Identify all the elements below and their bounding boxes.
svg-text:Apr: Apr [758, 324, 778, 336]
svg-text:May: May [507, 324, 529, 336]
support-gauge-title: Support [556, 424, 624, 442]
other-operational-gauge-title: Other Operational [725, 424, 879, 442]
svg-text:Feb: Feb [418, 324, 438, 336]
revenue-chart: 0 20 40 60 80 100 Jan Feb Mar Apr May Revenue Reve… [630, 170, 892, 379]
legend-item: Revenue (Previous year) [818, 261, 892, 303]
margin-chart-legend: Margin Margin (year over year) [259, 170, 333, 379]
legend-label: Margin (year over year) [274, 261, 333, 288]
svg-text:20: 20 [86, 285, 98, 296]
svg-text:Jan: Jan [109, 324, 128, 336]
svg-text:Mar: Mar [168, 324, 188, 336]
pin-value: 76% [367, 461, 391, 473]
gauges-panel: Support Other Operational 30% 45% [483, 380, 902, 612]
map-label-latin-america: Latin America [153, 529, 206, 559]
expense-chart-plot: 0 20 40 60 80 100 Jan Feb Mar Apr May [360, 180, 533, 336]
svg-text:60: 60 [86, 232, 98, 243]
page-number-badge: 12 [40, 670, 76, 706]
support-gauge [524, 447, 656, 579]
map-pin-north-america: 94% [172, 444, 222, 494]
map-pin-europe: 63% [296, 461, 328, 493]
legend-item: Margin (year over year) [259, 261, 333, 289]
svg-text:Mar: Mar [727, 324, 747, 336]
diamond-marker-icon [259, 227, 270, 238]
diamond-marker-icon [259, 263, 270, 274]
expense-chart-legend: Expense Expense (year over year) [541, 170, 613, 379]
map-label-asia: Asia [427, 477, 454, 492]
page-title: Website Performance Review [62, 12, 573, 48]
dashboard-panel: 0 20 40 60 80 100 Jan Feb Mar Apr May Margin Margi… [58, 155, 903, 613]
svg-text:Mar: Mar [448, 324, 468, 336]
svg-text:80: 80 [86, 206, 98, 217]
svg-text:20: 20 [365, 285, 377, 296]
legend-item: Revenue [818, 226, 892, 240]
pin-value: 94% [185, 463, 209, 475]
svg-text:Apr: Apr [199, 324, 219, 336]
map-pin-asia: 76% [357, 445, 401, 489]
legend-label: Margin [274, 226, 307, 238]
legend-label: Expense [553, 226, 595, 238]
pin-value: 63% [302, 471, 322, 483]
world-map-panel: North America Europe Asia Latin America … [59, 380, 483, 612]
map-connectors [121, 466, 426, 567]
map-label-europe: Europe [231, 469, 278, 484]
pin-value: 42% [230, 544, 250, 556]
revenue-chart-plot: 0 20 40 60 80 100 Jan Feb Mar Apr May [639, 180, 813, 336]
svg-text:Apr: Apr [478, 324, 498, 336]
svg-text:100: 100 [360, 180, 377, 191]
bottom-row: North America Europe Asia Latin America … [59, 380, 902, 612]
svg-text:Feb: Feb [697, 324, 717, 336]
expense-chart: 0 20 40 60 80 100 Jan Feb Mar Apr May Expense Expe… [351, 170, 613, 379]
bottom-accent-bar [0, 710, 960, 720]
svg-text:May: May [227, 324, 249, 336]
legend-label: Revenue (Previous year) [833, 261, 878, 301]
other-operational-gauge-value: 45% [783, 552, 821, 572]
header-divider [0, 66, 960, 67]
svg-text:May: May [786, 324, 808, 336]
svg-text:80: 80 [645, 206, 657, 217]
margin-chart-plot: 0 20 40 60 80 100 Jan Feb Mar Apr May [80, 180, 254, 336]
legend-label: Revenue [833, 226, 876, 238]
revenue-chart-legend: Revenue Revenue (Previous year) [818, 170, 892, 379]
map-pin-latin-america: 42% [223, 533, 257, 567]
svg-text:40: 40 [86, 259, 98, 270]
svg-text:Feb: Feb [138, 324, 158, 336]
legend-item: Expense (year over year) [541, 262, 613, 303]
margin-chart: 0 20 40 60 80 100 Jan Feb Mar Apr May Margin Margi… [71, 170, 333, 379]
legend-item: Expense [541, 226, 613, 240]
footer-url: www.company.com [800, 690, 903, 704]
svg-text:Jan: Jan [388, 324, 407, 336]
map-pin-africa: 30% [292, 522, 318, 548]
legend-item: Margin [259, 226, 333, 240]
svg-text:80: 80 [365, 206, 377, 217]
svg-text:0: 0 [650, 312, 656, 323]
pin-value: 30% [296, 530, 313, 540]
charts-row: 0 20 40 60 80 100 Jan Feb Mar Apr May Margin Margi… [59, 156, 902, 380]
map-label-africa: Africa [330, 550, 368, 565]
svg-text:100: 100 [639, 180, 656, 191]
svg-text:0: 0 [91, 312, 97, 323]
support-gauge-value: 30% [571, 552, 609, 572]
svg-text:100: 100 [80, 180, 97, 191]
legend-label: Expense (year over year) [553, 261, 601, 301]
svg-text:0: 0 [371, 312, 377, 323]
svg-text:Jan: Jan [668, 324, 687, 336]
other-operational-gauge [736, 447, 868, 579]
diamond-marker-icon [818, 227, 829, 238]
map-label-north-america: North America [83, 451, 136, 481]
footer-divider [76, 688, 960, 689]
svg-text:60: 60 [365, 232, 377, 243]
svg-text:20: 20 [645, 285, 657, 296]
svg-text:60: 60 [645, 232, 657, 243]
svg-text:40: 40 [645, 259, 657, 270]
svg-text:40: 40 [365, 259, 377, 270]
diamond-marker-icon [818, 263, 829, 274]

------------

Retype the listing above in full, reproducing every line without any change.

Identify all the elements below and their bounding boxes.
svg-text:Apr: Apr [758, 324, 778, 336]
svg-text:May: May [507, 324, 529, 336]
support-gauge-title: Support [556, 424, 624, 442]
other-operational-gauge-title: Other Operational [725, 424, 879, 442]
svg-text:Feb: Feb [418, 324, 438, 336]
revenue-chart: 0 20 40 60 80 100 Jan Feb Mar Apr May Revenue Reve… [630, 170, 892, 379]
legend-item: Revenue (Previous year) [818, 261, 892, 303]
margin-chart-legend: Margin Margin (year over year) [259, 170, 333, 379]
legend-label: Margin (year over year) [274, 261, 333, 288]
svg-text:20: 20 [86, 285, 98, 296]
svg-text:Jan: Jan [109, 324, 128, 336]
svg-text:Mar: Mar [168, 324, 188, 336]
pin-value: 76% [367, 461, 391, 473]
gauges-panel: Support Other Operational 30% 45% [483, 380, 902, 612]
map-label-latin-america: Latin America [153, 529, 206, 559]
expense-chart-plot: 0 20 40 60 80 100 Jan Feb Mar Apr May [360, 180, 533, 336]
svg-text:60: 60 [86, 232, 98, 243]
page-number-badge: 12 [40, 670, 76, 706]
support-gauge [524, 447, 656, 579]
map-pin-north-america: 94% [172, 444, 222, 494]
map-pin-europe: 63% [296, 461, 328, 493]
legend-item: Margin (year over year) [259, 261, 333, 289]
svg-text:Mar: Mar [727, 324, 747, 336]
diamond-marker-icon [259, 227, 270, 238]
diamond-marker-icon [259, 263, 270, 274]
expense-chart-legend: Expense Expense (year over year) [541, 170, 613, 379]
map-label-asia: Asia [427, 477, 454, 492]
page-title: Website Performance Review [62, 12, 573, 48]
dashboard-panel: 0 20 40 60 80 100 Jan Feb Mar Apr May Margin Margi… [58, 155, 903, 613]
svg-text:Mar: Mar [448, 324, 468, 336]
svg-text:80: 80 [86, 206, 98, 217]
svg-text:20: 20 [365, 285, 377, 296]
legend-item: Revenue [818, 226, 892, 240]
pin-value: 94% [185, 463, 209, 475]
svg-text:Apr: Apr [199, 324, 219, 336]
map-pin-asia: 76% [357, 445, 401, 489]
legend-label: Margin [274, 226, 307, 238]
legend-label: Expense [553, 226, 595, 238]
pin-value: 63% [302, 471, 322, 483]
world-map-panel: North America Europe Asia Latin America … [59, 380, 483, 612]
map-connectors [121, 466, 426, 567]
map-label-europe: Europe [231, 469, 278, 484]
pin-value: 42% [230, 544, 250, 556]
revenue-chart-plot: 0 20 40 60 80 100 Jan Feb Mar Apr May [639, 180, 813, 336]
svg-text:Apr: Apr [478, 324, 498, 336]
svg-text:100: 100 [360, 180, 377, 191]
bottom-row: North America Europe Asia Latin America … [59, 380, 902, 612]
svg-text:Feb: Feb [697, 324, 717, 336]
expense-chart: 0 20 40 60 80 100 Jan Feb Mar Apr May Expense Expe… [351, 170, 613, 379]
bottom-accent-bar [0, 710, 960, 720]
svg-text:May: May [227, 324, 249, 336]
legend-label: Revenue (Previous year) [833, 261, 878, 301]
other-operational-gauge-value: 45% [783, 552, 821, 572]
header-divider [0, 66, 960, 67]
svg-text:May: May [786, 324, 808, 336]
svg-text:80: 80 [645, 206, 657, 217]
margin-chart-plot: 0 20 40 60 80 100 Jan Feb Mar Apr May [80, 180, 254, 336]
legend-label: Revenue [833, 226, 876, 238]
revenue-chart-legend: Revenue Revenue (Previous year) [818, 170, 892, 379]
map-pin-latin-america: 42% [223, 533, 257, 567]
svg-text:40: 40 [86, 259, 98, 270]
svg-text:Feb: Feb [138, 324, 158, 336]
legend-item: Expense (year over year) [541, 262, 613, 303]
margin-chart: 0 20 40 60 80 100 Jan Feb Mar Apr May Margin Margi… [71, 170, 333, 379]
legend-item: Expense [541, 226, 613, 240]
footer-url: www.company.com [800, 690, 903, 704]
svg-text:Jan: Jan [388, 324, 407, 336]
map-pin-africa: 30% [292, 522, 318, 548]
legend-item: Margin [259, 226, 333, 240]
svg-text:80: 80 [365, 206, 377, 217]
svg-text:0: 0 [650, 312, 656, 323]
pin-value: 30% [296, 530, 313, 540]
charts-row: 0 20 40 60 80 100 Jan Feb Mar Apr May Margin Margi… [59, 156, 902, 380]
map-label-africa: Africa [330, 550, 368, 565]
svg-text:100: 100 [639, 180, 656, 191]
svg-text:0: 0 [91, 312, 97, 323]
support-gauge-value: 30% [571, 552, 609, 572]
svg-text:100: 100 [80, 180, 97, 191]
legend-label: Expense (year over year) [553, 261, 601, 301]
svg-text:0: 0 [371, 312, 377, 323]
svg-text:Jan: Jan [668, 324, 687, 336]
other-operational-gauge [736, 447, 868, 579]
diamond-marker-icon [818, 227, 829, 238]
map-label-north-america: North America [83, 451, 136, 481]
footer-divider [76, 688, 960, 689]
svg-text:60: 60 [365, 232, 377, 243]
svg-text:20: 20 [645, 285, 657, 296]
svg-text:60: 60 [645, 232, 657, 243]
svg-text:40: 40 [645, 259, 657, 270]
svg-text:40: 40 [365, 259, 377, 270]
diamond-marker-icon [818, 263, 829, 274]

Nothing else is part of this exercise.